## WORK TO COMPLETE
Are you able to retype all the records below exactly?
** begin DATASET **
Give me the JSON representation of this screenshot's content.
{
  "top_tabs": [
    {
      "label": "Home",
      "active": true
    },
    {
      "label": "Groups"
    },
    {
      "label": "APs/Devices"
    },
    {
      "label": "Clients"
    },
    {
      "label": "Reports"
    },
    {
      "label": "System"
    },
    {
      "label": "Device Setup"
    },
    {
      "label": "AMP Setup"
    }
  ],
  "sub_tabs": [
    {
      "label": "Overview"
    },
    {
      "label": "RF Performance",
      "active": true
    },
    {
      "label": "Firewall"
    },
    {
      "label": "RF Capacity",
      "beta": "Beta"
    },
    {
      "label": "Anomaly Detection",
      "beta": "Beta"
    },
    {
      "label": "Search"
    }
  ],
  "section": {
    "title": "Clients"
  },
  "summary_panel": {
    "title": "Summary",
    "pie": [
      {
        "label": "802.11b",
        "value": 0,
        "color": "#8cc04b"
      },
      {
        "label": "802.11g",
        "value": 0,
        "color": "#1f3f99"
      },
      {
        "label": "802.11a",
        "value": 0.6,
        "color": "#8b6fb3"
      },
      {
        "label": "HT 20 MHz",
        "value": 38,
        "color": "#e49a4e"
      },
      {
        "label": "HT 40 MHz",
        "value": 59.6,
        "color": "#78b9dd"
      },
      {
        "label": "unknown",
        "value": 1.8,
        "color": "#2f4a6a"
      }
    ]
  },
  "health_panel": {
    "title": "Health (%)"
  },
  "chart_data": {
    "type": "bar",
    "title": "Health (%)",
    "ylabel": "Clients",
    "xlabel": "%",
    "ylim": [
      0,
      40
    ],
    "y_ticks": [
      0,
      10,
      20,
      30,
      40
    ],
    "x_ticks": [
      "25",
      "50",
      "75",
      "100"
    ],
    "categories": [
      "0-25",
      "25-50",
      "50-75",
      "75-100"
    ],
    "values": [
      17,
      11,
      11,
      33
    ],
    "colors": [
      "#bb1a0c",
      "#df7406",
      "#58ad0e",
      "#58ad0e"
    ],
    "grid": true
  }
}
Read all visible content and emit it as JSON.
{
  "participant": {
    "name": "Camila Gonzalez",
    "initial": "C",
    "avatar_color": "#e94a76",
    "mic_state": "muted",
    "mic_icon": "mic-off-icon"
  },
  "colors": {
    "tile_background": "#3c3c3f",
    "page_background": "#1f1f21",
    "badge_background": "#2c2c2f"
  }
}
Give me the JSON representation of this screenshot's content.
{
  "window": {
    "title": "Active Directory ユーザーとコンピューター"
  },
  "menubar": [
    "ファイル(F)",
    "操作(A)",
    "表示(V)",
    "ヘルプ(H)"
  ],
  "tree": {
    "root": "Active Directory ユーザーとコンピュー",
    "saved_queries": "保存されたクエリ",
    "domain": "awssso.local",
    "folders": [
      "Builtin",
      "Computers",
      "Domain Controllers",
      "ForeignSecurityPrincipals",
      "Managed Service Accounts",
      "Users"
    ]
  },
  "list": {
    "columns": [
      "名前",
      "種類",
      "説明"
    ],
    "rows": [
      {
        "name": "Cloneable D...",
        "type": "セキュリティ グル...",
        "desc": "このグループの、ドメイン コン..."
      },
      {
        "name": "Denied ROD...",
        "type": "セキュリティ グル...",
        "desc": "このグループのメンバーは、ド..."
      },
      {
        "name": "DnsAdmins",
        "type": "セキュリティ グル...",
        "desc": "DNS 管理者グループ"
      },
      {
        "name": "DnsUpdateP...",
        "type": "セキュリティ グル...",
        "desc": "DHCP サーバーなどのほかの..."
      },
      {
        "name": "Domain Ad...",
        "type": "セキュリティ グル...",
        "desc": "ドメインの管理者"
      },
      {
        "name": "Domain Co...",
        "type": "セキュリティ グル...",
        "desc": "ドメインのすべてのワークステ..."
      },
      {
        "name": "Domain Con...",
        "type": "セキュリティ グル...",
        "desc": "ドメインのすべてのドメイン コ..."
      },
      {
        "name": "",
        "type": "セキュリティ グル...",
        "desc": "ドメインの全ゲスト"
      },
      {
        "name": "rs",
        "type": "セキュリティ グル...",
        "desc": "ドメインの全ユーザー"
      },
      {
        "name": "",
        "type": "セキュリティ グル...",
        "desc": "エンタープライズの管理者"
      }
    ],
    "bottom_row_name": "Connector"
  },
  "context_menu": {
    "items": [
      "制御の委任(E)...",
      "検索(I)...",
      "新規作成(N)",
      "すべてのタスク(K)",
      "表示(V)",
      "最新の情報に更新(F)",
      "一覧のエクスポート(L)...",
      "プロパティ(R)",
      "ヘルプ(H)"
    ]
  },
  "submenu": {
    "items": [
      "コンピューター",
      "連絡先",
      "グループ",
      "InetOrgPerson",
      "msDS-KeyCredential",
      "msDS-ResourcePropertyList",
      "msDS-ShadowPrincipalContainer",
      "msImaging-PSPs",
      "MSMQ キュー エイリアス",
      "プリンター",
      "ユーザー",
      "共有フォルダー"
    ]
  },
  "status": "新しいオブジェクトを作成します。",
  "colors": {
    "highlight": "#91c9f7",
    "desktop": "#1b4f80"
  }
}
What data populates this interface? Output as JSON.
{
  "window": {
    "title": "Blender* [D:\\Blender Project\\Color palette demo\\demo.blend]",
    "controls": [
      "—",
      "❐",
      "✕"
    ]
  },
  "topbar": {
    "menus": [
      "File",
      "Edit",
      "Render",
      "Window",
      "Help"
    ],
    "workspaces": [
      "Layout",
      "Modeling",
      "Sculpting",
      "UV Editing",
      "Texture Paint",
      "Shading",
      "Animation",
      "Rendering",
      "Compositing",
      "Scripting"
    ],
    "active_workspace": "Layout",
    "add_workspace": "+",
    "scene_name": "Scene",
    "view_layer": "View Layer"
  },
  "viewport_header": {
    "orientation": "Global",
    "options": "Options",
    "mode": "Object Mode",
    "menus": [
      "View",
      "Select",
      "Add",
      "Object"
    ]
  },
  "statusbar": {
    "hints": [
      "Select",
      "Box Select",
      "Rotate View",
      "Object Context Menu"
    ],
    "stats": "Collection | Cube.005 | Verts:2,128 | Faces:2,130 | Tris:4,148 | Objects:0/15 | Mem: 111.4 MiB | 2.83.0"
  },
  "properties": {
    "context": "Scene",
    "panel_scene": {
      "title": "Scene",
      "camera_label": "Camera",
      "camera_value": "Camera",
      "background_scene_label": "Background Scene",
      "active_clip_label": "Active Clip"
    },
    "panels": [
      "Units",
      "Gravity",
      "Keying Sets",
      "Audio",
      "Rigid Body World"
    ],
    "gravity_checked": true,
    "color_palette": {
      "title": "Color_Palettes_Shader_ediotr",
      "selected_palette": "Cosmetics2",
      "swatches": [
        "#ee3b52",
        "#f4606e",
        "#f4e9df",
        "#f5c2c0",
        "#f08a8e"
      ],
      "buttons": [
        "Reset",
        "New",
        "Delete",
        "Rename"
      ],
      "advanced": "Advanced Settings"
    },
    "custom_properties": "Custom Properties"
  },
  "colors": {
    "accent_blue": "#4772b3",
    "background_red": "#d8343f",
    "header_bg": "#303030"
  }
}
** end DATASET **
## FINAL RESULT
Give me the JSON representation of this screenshot's content.
{
  "top_tabs": [
    {
      "label": "Home",
      "active": true
    },
    {
      "label": "Groups"
    },
    {
      "label": "APs/Devices"
    },
    {
      "label": "Clients"
    },
    {
      "label": "Reports"
    },
    {
      "label": "System"
    },
    {
      "label": "Device Setup"
    },
    {
      "label": "AMP Setup"
    }
  ],
  "sub_tabs": [
    {
      "label": "Overview"
    },
    {
      "label": "RF Performance",
      "active": true
    },
    {
      "label": "Firewall"
    },
    {
      "label": "RF Capacity",
      "beta": "Beta"
    },
    {
      "label": "Anomaly Detection",
      "beta": "Beta"
    },
    {
      "label": "Search"
    }
  ],
  "section": {
    "title": "Clients"
  },
  "summary_panel": {
    "title": "Summary",
    "pie": [
      {
        "label": "802.11b",
        "value": 0,
        "color": "#8cc04b"
      },
      {
        "label": "802.11g",
        "value": 0,
        "color": "#1f3f99"
      },
      {
        "label": "802.11a",
        "value": 0.6,
        "color": "#8b6fb3"
      },
      {
        "label": "HT 20 MHz",
        "value": 38,
        "color": "#e49a4e"
      },
      {
        "label": "HT 40 MHz",
        "value": 59.6,
        "color": "#78b9dd"
      },
      {
        "label": "unknown",
        "value": 1.8,
        "color": "#2f4a6a"
      }
    ]
  },
  "health_panel": {
    "title": "Health (%)"
  },
  "chart_data": {
    "type": "bar",
    "title": "Health (%)",
    "ylabel": "Clients",
    "xlabel": "%",
    "ylim": [
      0,
      40
    ],
    "y_ticks": [
      0,
      10,
      20,
      30,
      40
    ],
    "x_ticks": [
      "25",
      "50",
      "75",
      "100"
    ],
    "categories": [
      "0-25",
      "25-50",
      "50-75",
      "75-100"
    ],
    "values": [
      17,
      11,
      11,
      33
    ],
    "colors": [
      "#bb1a0c",
      "#df7406",
      "#58ad0e",
      "#58ad0e"
    ],
    "grid": true
  }
}
Read all visible content and emit it as JSON.
{
  "participant": {
    "name": "Camila Gonzalez",
    "initial": "C",
    "avatar_color": "#e94a76",
    "mic_state": "muted",
    "mic_icon": "mic-off-icon"
  },
  "colors": {
    "tile_background": "#3c3c3f",
    "page_background": "#1f1f21",
    "badge_background": "#2c2c2f"
  }
}
Give me the JSON representation of this screenshot's content.
{
  "window": {
    "title": "Active Directory ユーザーとコンピューター"
  },
  "menubar": [
    "ファイル(F)",
    "操作(A)",
    "表示(V)",
    "ヘルプ(H)"
  ],
  "tree": {
    "root": "Active Directory ユーザーとコンピュー",
    "saved_queries": "保存されたクエリ",
    "domain": "awssso.local",
    "folders": [
      "Builtin",
      "Computers",
      "Domain Controllers",
      "ForeignSecurityPrincipals",
      "Managed Service Accounts",
      "Users"
    ]
  },
  "list": {
    "columns": [
      "名前",
      "種類",
      "説明"
    ],
    "rows": [
      {
        "name": "Cloneable D...",
        "type": "セキュリティ グル...",
        "desc": "このグループの、ドメイン コン..."
      },
      {
        "name": "Denied ROD...",
        "type": "セキュリティ グル...",
        "desc": "このグループのメンバーは、ド..."
      },
      {
        "name": "DnsAdmins",
        "type": "セキュリティ グル...",
        "desc": "DNS 管理者グループ"
      },
      {
        "name": "DnsUpdateP...",
        "type": "セキュリティ グル...",
        "desc": "DHCP サーバーなどのほかの..."
      },
      {
        "name": "Domain Ad...",
        "type": "セキュリティ グル...",
        "desc": "ドメインの管理者"
      },
      {
        "name": "Domain Co...",
        "type": "セキュリティ グル...",
        "desc": "ドメインのすべてのワークステ..."
      },
      {
        "name": "Domain Con...",
        "type": "セキュリティ グル...",
        "desc": "ドメインのすべてのドメイン コ..."
      },
      {
        "name": "",
        "type": "セキュリティ グル...",
        "desc": "ドメインの全ゲスト"
      },
      {
        "name": "rs",
        "type": "セキュリティ グル...",
        "desc": "ドメインの全ユーザー"
      },
      {
        "name": "",
        "type": "セキュリティ グル...",
        "desc": "エンタープライズの管理者"
      }
    ],
    "bottom_row_name": "Connector"
  },
  "context_menu": {
    "items": [
      "制御の委任(E)...",
      "検索(I)...",
      "新規作成(N)",
      "すべてのタスク(K)",
      "表示(V)",
      "最新の情報に更新(F)",
      "一覧のエクスポート(L)...",
      "プロパティ(R)",
      "ヘルプ(H)"
    ]
  },
  "submenu": {
    "items": [
      "コンピューター",
      "連絡先",
      "グループ",
      "InetOrgPerson",
      "msDS-KeyCredential",
      "msDS-ResourcePropertyList",
      "msDS-ShadowPrincipalContainer",
      "msImaging-PSPs",
      "MSMQ キュー エイリアス",
      "プリンター",
      "ユーザー",
      "共有フォルダー"
    ]
  },
  "status": "新しいオブジェクトを作成します。",
  "colors": {
    "highlight": "#91c9f7",
    "desktop": "#1b4f80"
  }
}
What data populates this interface? Output as JSON.
{
  "window": {
    "title": "Blender* [D:\\Blender Project\\Color palette demo\\demo.blend]",
    "controls": [
      "—",
      "❐",
      "✕"
    ]
  },
  "topbar": {
    "menus": [
      "File",
      "Edit",
      "Render",
      "Window",
      "Help"
    ],
    "workspaces": [
      "Layout",
      "Modeling",
      "Sculpting",
      "UV Editing",
      "Texture Paint",
      "Shading",
      "Animation",
      "Rendering",
      "Compositing",
      "Scripting"
    ],
    "active_workspace": "Layout",
    "add_workspace": "+",
    "scene_name": "Scene",
    "view_layer": "View Layer"
  },
  "viewport_header": {
    "orientation": "Global",
    "options": "Options",
    "mode": "Object Mode",
    "menus": [
      "View",
      "Select",
      "Add",
      "Object"
    ]
  },
  "statusbar": {
    "hints": [
      "Select",
      "Box Select",
      "Rotate View",
      "Object Context Menu"
    ],
    "stats": "Collection | Cube.005 | Verts:2,128 | Faces:2,130 | Tris:4,148 | Objects:0/15 | Mem: 111.4 MiB | 2.83.0"
  },
  "properties": {
    "context": "Scene",
    "panel_scene": {
      "title": "Scene",
      "camera_label": "Camera",
      "camera_value": "Camera",
      "background_scene_label": "Background Scene",
      "active_clip_label": "Active Clip"
    },
    "panels": [
      "Units",
      "Gravity",
      "Keying Sets",
      "Audio",
      "Rigid Body World"
    ],
    "gravity_checked": true,
    "color_palette": {
      "title": "Color_Palettes_Shader_ediotr",
      "selected_palette": "Cosmetics2",
      "swatches": [
        "#ee3b52",
        "#f4606e",
        "#f4e9df",
        "#f5c2c0",
        "#f08a8e"
      ],
      "buttons": [
        "Reset",
        "New",
        "Delete",
        "Rename"
      ],
      "advanced": "Advanced Settings"
    },
    "custom_properties": "Custom Properties"
  },
  "colors": {
    "accent_blue": "#4772b3",
    "background_red": "#d8343f",
    "header_bg": "#303030"
  }
}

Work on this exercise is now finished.